* Start SUPPLIED DATA *
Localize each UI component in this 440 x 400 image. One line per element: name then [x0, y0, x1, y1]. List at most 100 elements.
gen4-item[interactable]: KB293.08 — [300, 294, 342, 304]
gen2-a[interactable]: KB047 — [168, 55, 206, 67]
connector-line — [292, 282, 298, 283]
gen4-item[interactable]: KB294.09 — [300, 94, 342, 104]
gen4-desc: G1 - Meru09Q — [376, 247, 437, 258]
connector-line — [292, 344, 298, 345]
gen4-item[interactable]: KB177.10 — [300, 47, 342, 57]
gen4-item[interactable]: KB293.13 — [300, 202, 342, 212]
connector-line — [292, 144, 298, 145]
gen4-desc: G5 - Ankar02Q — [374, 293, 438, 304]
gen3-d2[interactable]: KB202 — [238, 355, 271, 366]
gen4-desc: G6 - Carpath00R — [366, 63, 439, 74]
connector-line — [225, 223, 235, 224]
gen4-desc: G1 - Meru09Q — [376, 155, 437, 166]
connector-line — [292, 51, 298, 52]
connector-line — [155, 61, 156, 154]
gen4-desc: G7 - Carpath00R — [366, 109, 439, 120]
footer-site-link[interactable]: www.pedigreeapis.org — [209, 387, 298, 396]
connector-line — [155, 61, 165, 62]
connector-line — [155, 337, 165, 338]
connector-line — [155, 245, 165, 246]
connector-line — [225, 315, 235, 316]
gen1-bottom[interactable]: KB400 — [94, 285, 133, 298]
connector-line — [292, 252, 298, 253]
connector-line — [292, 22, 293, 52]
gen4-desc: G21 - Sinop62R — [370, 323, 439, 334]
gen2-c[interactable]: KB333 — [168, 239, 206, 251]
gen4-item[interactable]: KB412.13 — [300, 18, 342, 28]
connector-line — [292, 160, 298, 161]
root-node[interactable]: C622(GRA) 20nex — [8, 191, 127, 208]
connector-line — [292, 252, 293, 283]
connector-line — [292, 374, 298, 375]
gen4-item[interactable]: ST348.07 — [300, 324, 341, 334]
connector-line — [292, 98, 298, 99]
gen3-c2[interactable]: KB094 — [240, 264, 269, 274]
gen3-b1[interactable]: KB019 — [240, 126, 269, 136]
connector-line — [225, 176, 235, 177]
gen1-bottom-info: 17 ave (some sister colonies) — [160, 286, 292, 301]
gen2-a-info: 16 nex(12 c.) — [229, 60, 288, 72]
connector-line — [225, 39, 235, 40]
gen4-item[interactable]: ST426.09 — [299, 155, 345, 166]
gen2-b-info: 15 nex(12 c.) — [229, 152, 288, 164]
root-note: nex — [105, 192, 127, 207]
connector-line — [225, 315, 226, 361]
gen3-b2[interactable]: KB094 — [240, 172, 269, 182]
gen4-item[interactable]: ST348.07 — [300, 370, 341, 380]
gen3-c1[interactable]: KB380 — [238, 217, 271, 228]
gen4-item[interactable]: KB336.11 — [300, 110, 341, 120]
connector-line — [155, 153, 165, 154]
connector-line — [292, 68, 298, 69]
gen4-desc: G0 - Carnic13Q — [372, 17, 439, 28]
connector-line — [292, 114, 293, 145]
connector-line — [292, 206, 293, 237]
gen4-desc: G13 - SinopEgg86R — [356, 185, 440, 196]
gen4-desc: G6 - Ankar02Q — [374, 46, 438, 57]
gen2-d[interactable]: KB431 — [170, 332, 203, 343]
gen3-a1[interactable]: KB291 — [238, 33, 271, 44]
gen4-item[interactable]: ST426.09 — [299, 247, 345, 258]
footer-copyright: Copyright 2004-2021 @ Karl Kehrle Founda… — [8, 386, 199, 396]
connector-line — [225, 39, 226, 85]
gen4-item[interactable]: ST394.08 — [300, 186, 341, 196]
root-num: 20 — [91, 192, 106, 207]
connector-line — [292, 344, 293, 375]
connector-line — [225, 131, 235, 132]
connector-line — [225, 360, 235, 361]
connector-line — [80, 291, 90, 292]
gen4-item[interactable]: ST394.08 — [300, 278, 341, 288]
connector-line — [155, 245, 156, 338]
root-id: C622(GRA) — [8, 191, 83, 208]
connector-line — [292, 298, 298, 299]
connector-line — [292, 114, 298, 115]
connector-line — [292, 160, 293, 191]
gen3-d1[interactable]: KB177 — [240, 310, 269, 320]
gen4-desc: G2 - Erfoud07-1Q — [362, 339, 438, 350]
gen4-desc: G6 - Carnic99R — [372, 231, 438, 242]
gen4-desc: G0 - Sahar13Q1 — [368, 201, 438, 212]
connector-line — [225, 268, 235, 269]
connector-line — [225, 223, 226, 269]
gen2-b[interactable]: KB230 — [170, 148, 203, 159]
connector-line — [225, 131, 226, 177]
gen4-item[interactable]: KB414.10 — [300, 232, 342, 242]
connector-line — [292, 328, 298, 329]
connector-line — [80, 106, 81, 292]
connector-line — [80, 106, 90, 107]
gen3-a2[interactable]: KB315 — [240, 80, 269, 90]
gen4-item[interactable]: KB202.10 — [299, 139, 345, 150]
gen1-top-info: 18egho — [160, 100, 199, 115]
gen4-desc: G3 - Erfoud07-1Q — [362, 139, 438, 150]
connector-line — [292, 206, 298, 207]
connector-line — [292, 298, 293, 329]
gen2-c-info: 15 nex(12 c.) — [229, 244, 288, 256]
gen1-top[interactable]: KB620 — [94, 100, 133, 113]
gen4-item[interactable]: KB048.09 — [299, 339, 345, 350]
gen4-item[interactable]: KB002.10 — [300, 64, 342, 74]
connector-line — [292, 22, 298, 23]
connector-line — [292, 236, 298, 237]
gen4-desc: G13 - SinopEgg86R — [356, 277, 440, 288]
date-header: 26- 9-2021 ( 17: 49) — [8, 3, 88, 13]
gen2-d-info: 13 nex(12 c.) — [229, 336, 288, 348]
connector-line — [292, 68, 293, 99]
* End SUPPLIED DATA *
SET EXERCISE:
Copy out the material word for word, from its first line through the line holding "connector-line — [292, 282, 298, 283]", both ends included.

RESPONSE FOR THIS EXERCISE:
Localize each UI component in this 440 x 400 image. One line per element: name then [x0, y0, x1, y1]. List at most 100 elements.
gen4-item[interactable]: KB293.08 — [300, 294, 342, 304]
gen2-a[interactable]: KB047 — [168, 55, 206, 67]
connector-line — [292, 282, 298, 283]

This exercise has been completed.